= What to work on =
Search the listing for the string "this" and copy every line that contains it.

# start of Material supplied

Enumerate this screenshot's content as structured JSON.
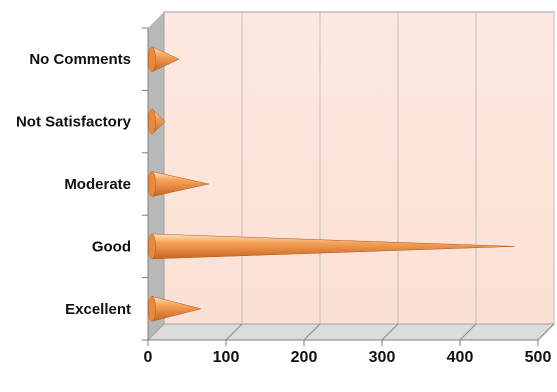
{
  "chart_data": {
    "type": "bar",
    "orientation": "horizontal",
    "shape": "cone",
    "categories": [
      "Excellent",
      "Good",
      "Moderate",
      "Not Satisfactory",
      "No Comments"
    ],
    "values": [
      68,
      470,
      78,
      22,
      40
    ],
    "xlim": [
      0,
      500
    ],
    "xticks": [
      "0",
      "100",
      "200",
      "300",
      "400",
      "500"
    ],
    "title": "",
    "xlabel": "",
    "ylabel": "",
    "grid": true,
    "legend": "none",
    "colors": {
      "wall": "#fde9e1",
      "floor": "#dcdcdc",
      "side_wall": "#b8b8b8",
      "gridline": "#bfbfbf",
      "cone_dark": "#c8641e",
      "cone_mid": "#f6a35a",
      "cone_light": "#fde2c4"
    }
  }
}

# end of Material supplied
# start of Material supplied

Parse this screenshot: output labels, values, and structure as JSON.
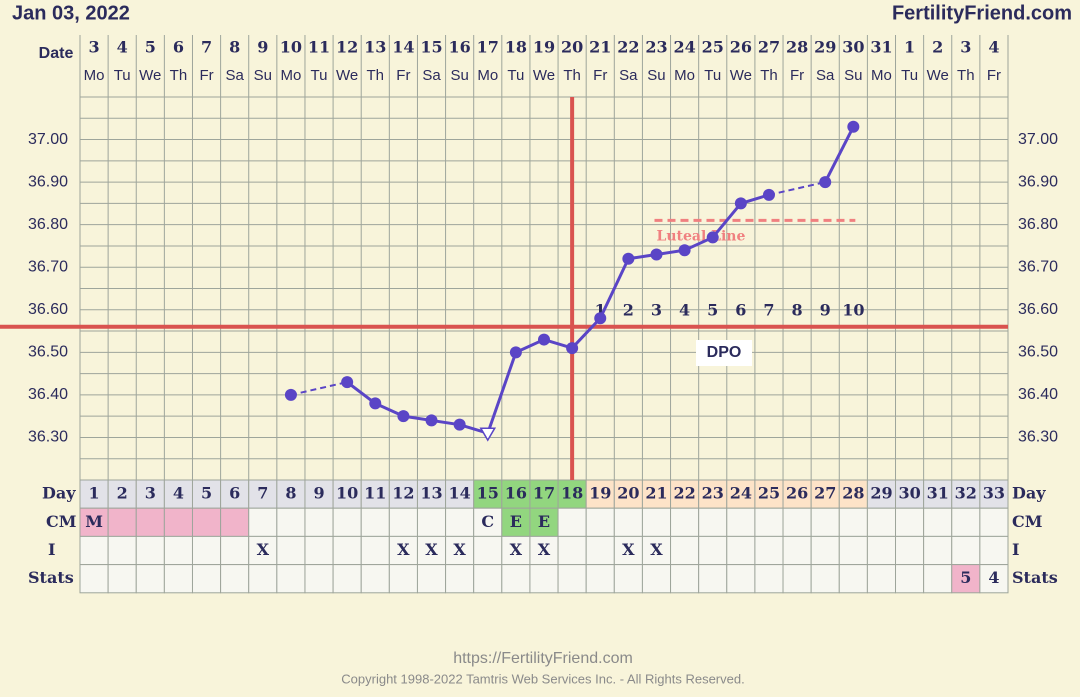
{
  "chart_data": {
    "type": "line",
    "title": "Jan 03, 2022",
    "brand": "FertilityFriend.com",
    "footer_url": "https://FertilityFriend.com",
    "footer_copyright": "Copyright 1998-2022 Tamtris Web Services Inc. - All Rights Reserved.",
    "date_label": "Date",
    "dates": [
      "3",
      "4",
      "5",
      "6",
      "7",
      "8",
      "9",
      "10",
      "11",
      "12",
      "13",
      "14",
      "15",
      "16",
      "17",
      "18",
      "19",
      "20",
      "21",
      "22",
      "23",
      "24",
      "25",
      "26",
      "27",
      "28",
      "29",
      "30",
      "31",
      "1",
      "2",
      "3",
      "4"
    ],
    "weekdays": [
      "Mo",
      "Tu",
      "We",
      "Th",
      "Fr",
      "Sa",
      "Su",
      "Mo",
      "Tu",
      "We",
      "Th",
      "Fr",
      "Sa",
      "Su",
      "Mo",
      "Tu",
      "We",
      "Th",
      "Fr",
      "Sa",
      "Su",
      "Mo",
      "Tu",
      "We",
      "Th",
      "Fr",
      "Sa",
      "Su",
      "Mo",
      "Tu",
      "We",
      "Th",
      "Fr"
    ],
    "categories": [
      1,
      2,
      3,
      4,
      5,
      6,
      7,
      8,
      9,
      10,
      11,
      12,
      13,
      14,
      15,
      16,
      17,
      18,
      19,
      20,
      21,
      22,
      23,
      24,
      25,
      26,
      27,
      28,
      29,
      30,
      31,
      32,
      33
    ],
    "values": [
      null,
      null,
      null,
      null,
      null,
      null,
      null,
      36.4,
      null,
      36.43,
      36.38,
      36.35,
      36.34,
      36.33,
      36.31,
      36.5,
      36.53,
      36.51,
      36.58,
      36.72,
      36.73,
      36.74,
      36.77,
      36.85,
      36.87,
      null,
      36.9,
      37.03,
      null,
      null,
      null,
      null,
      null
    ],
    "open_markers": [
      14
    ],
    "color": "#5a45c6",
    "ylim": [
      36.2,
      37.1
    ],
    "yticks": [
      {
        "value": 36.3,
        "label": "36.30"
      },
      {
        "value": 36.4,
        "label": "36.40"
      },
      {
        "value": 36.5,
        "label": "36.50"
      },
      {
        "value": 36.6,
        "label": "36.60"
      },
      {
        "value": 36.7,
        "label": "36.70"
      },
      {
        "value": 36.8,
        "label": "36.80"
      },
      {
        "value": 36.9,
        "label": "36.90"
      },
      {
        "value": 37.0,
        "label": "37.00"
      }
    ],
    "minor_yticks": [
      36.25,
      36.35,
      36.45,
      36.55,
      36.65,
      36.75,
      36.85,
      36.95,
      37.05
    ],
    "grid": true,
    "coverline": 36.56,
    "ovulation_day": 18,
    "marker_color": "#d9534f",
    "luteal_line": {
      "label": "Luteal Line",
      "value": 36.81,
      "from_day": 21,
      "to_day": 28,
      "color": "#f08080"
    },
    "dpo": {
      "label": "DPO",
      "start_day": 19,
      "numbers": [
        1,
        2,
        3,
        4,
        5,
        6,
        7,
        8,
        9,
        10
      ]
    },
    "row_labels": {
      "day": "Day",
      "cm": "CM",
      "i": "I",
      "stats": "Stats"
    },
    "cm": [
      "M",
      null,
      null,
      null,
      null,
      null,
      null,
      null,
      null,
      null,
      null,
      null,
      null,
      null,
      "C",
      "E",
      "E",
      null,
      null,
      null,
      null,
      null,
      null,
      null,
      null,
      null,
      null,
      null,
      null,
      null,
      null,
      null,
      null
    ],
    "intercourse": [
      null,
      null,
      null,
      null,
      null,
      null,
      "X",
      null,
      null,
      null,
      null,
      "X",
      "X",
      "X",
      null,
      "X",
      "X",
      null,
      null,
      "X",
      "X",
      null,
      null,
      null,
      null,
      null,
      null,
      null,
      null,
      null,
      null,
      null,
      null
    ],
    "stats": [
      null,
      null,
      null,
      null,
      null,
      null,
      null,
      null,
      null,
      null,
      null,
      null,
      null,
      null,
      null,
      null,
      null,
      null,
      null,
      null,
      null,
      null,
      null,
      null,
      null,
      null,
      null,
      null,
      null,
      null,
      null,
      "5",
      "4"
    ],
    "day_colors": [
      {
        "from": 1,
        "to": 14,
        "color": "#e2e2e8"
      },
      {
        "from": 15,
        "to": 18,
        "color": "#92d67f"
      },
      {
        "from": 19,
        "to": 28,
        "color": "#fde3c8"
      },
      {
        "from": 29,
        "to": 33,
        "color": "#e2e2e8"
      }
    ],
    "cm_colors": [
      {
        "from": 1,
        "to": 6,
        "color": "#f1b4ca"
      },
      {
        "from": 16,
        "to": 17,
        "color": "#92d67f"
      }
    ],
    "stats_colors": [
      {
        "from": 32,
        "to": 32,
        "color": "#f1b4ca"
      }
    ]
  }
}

# end of Material supplied

= Correct result =
Enumerate this screenshot's content as structured JSON.
Parse this screenshot: output labels, values, and structure as JSON.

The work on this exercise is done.